Keep only those lines of the records that include the string "JSON".

● **Supplied data**:
* * * * *
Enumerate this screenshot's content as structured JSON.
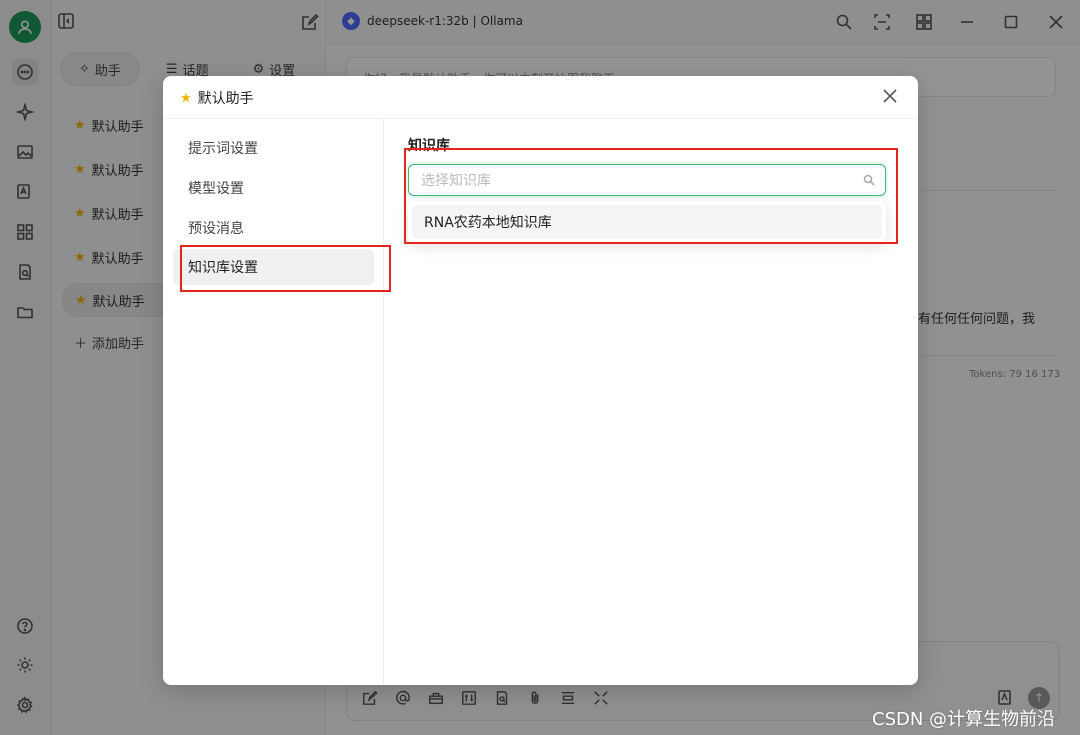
{
  "sidebar": {
    "tabs": [
      {
        "icon": "sparkle-icon",
        "label": "助手"
      },
      {
        "icon": "list-icon",
        "label": "话题"
      },
      {
        "icon": "gear-icon",
        "label": "设置"
      }
    ],
    "assistants": [
      "默认助手",
      "默认助手",
      "默认助手",
      "默认助手",
      "默认助手"
    ],
    "add_assistant": "添加助手",
    "add_icon": "＋"
  },
  "topbar": {
    "model_name": "deepseek-r1:32b | Ollama"
  },
  "chat": {
    "greeting": "你好，我是默认助手，你可以立刻开始跟我聊天",
    "reply_fragment": "有任何任何问题，我",
    "tokens": "Tokens: 79 16 173"
  },
  "modal": {
    "title": "默认助手",
    "nav": [
      "提示词设置",
      "模型设置",
      "预设消息",
      "知识库设置"
    ],
    "active_nav": 3,
    "knowledge_base": {
      "label": "知识库",
      "placeholder": "选择知识库",
      "options": [
        "RNA农药本地知识库"
      ]
    }
  },
  "watermark": "CSDN @计算生物前沿",
  "colors": {
    "accent": "#32bb79",
    "highlight": "#e2261a",
    "avatar": "#1e9a5a",
    "star": "#f0b400"
  }
}
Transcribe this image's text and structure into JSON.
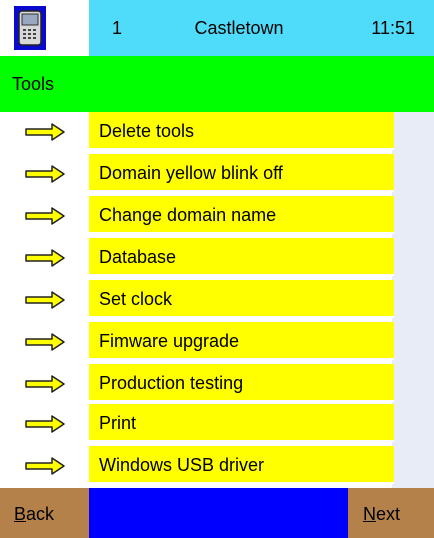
{
  "header": {
    "number": "1",
    "location": "Castletown",
    "time": "11:51",
    "icon": "device-icon"
  },
  "title": "Tools",
  "menu": [
    {
      "label": "Delete tools"
    },
    {
      "label": "Domain yellow blink off"
    },
    {
      "label": "Change domain name"
    },
    {
      "label": "Database"
    },
    {
      "label": "Set clock"
    },
    {
      "label": "Fimware upgrade"
    },
    {
      "label": "Production testing"
    },
    {
      "label": "Print"
    },
    {
      "label": "Windows USB driver"
    }
  ],
  "footer": {
    "back": {
      "first": "B",
      "rest": "ack"
    },
    "next": {
      "first": "N",
      "rest": "ext"
    }
  },
  "colors": {
    "header": "#4fdcfa",
    "title_bar": "#00ff00",
    "menu_button": "#ffff00",
    "nav_button": "#b5814a",
    "footer_mid": "#0000ff"
  }
}
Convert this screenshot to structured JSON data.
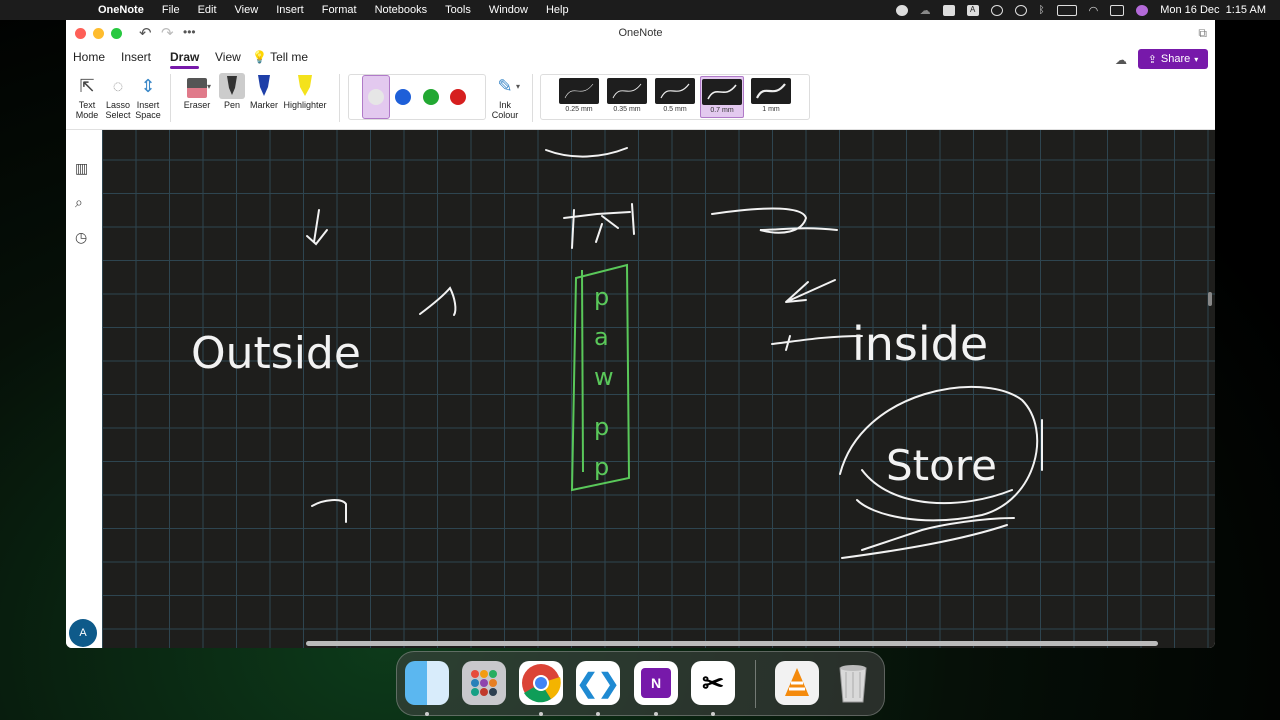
* * * * *
● **Result of the task**:
Enumerate this screenshot's content as structured JSON.
Transcribe this image's text and structure into JSON.
Convert this screenshot to structured JSON data.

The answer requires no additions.